YOUR INSTRUCTIONS: Print verbatim every line starting at the one that contains "What data populates" and ending at the final line of the records; include both endpoints.

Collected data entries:
──────

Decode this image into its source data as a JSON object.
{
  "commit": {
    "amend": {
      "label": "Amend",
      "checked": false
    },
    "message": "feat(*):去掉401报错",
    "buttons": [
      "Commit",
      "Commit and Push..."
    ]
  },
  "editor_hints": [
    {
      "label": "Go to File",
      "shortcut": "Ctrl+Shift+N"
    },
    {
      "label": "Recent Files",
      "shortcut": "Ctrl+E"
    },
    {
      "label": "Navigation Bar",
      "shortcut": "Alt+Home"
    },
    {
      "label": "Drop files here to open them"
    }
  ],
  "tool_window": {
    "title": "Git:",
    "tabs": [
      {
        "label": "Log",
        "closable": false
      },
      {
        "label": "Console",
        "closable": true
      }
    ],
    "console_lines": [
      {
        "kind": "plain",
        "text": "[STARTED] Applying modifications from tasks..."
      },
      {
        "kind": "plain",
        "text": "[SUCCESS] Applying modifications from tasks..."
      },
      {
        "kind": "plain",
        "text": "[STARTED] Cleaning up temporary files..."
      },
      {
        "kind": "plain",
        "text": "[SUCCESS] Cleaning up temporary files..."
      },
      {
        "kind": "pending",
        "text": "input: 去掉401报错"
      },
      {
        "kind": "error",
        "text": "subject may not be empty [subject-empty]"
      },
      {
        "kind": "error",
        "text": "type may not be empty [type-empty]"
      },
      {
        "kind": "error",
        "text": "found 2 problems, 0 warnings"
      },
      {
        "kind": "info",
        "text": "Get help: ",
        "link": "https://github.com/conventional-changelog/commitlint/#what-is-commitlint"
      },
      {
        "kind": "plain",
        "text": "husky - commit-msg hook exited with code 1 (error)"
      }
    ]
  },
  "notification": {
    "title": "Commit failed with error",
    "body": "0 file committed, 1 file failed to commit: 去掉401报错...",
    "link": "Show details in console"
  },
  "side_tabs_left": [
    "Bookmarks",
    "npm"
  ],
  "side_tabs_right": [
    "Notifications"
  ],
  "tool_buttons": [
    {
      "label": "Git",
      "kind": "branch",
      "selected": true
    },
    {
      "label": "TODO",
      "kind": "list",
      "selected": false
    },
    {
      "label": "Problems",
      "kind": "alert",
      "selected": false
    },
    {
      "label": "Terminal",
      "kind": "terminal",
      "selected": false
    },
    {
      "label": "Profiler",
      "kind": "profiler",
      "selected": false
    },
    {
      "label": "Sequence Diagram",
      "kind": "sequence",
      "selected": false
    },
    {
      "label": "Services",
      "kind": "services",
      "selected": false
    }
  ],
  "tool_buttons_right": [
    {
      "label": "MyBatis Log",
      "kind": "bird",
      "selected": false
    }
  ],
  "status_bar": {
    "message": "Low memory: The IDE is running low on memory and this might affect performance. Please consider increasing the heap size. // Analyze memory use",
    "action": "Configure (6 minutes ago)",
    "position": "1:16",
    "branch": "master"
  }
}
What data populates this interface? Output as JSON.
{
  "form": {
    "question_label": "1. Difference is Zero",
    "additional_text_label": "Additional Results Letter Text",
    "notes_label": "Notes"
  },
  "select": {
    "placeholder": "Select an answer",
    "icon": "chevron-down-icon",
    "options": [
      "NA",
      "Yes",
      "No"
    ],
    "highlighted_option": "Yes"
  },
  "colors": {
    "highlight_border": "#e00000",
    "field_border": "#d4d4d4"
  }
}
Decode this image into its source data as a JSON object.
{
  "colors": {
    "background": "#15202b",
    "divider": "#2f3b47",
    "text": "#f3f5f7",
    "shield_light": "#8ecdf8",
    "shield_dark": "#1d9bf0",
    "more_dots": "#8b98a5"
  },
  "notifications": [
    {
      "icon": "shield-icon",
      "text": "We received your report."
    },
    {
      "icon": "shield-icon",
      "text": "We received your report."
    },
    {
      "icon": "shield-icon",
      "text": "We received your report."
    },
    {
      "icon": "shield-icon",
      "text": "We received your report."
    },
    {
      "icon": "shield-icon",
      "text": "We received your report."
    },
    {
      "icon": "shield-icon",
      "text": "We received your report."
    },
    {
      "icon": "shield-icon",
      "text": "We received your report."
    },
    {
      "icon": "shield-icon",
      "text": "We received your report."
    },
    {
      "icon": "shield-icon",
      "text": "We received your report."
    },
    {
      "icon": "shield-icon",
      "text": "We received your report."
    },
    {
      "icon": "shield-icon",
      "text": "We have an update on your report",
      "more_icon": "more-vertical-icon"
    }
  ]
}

──────

ANSWER TO THE TASK:
What data populates this interface? Output as JSON.
{
  "form": {
    "question_label": "1. Difference is Zero",
    "additional_text_label": "Additional Results Letter Text",
    "notes_label": "Notes"
  },
  "select": {
    "placeholder": "Select an answer",
    "icon": "chevron-down-icon",
    "options": [
      "NA",
      "Yes",
      "No"
    ],
    "highlighted_option": "Yes"
  },
  "colors": {
    "highlight_border": "#e00000",
    "field_border": "#d4d4d4"
  }
}
Decode this image into its source data as a JSON object.
{
  "colors": {
    "background": "#15202b",
    "divider": "#2f3b47",
    "text": "#f3f5f7",
    "shield_light": "#8ecdf8",
    "shield_dark": "#1d9bf0",
    "more_dots": "#8b98a5"
  },
  "notifications": [
    {
      "icon": "shield-icon",
      "text": "We received your report."
    },
    {
      "icon": "shield-icon",
      "text": "We received your report."
    },
    {
      "icon": "shield-icon",
      "text": "We received your report."
    },
    {
      "icon": "shield-icon",
      "text": "We received your report."
    },
    {
      "icon": "shield-icon",
      "text": "We received your report."
    },
    {
      "icon": "shield-icon",
      "text": "We received your report."
    },
    {
      "icon": "shield-icon",
      "text": "We received your report."
    },
    {
      "icon": "shield-icon",
      "text": "We received your report."
    },
    {
      "icon": "shield-icon",
      "text": "We received your report."
    },
    {
      "icon": "shield-icon",
      "text": "We received your report."
    },
    {
      "icon": "shield-icon",
      "text": "We have an update on your report",
      "more_icon": "more-vertical-icon"
    }
  ]
}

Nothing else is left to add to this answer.